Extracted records
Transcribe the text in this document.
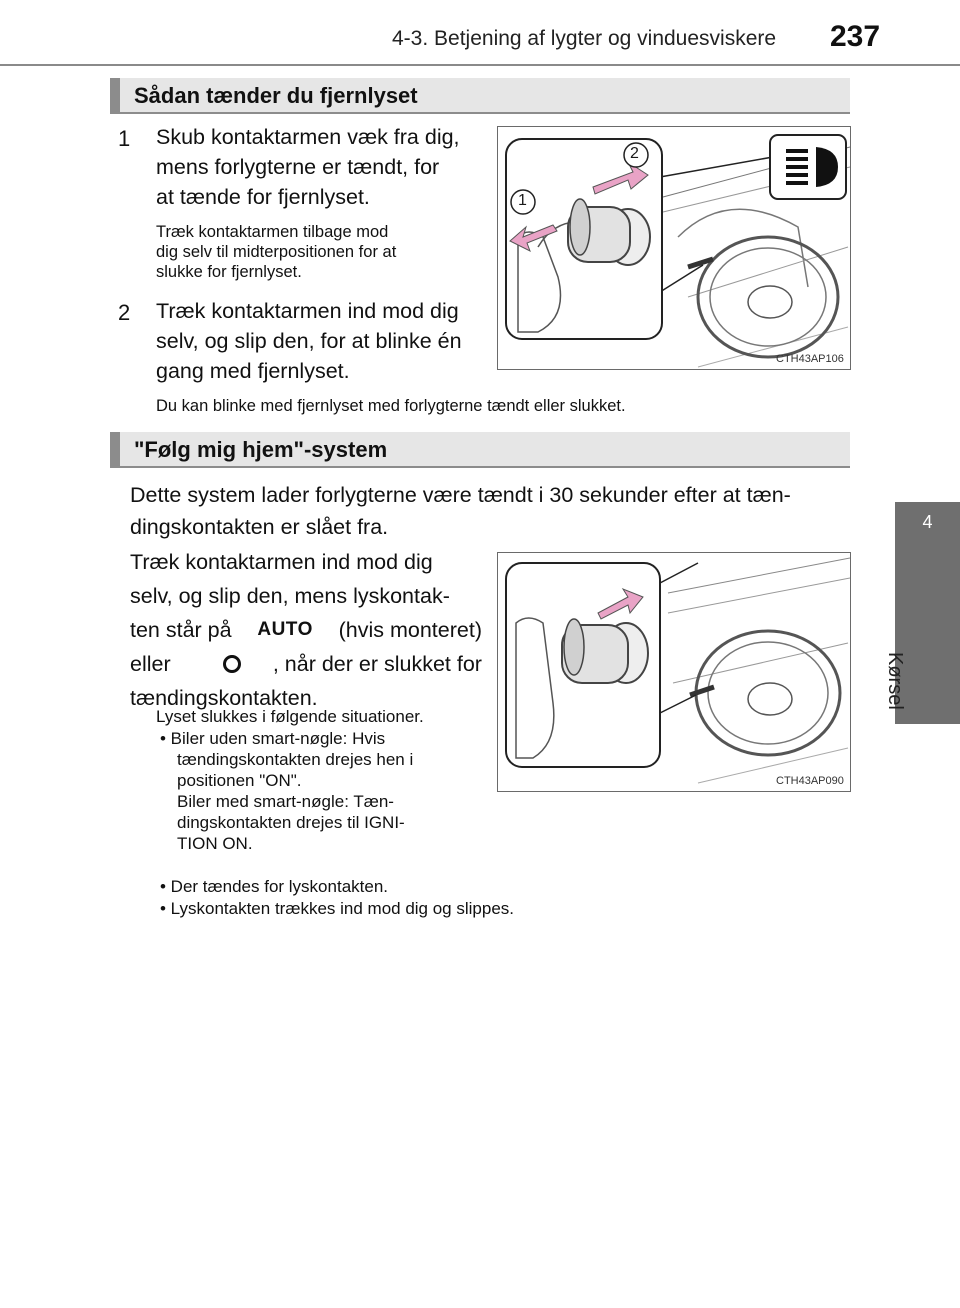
4-3. Betjening af lygter og vinduesviskere 237
4
Kørsel
Sådan tænder du fjernlyset
1 Skub kontaktarmen væk fra dig,
mens forlygterne er tændt, for
at tænde for fjernlyset.
Træk kontaktarmen tilbage mod
dig selv til midterpositionen for at
slukke for fjernlyset.
2 Træk kontaktarmen ind mod dig
selv, og slip den, for at blinke én
gang med fjernlyset.
Du kan blinke med fjernlyset med forlygterne tændt eller slukket.
2
1
CTH43AP106
"Følg mig hjem"-system
Dette system lader forlygterne være tændt i 30 sekunder efter at tæn-
dingskontakten er slået fra.
Træk kontaktarmen ind mod dig
selv, og slip den, mens lyskontak-
ten står på AUTO (hvis monteret)
eller	, når der er slukket for
tændingskontakten.
Lyset slukkes i følgende situationer.
• Biler uden smart-nøgle: Hvis
tændingskontakten drejes hen i
positionen "ON".
Biler med smart-nøgle: Tæn-
dingskontakten drejes til IGNI-
TION ON.
• Der tændes for lyskontakten.
• Lyskontakten trækkes ind mod dig og slippes.
CTH43AP090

• TASK DESCRIPTION
A faithful copy of the records above is needed, with the pictures left out.

• SOLVED EXERCISE
Transcribe the text in this document.
4-3. Betjening af lygter og vinduesviskere 237
4
Kørsel
Sådan tænder du fjernlyset
1 Skub kontaktarmen væk fra dig,
mens forlygterne er tændt, for
at tænde for fjernlyset.
Træk kontaktarmen tilbage mod
dig selv til midterpositionen for at
slukke for fjernlyset.
2 Træk kontaktarmen ind mod dig
selv, og slip den, for at blinke én
gang med fjernlyset.
Du kan blinke med fjernlyset med forlygterne tændt eller slukket.
2
1
CTH43AP106
"Følg mig hjem"-system
Dette system lader forlygterne være tændt i 30 sekunder efter at tæn-
dingskontakten er slået fra.
Træk kontaktarmen ind mod dig
selv, og slip den, mens lyskontak-
ten står på AUTO (hvis monteret)
eller	, når der er slukket for
tændingskontakten.
Lyset slukkes i følgende situationer.
• Biler uden smart-nøgle: Hvis
tændingskontakten drejes hen i
positionen "ON".
Biler med smart-nøgle: Tæn-
dingskontakten drejes til IGNI-
TION ON.
• Der tændes for lyskontakten.
• Lyskontakten trækkes ind mod dig og slippes.
CTH43AP090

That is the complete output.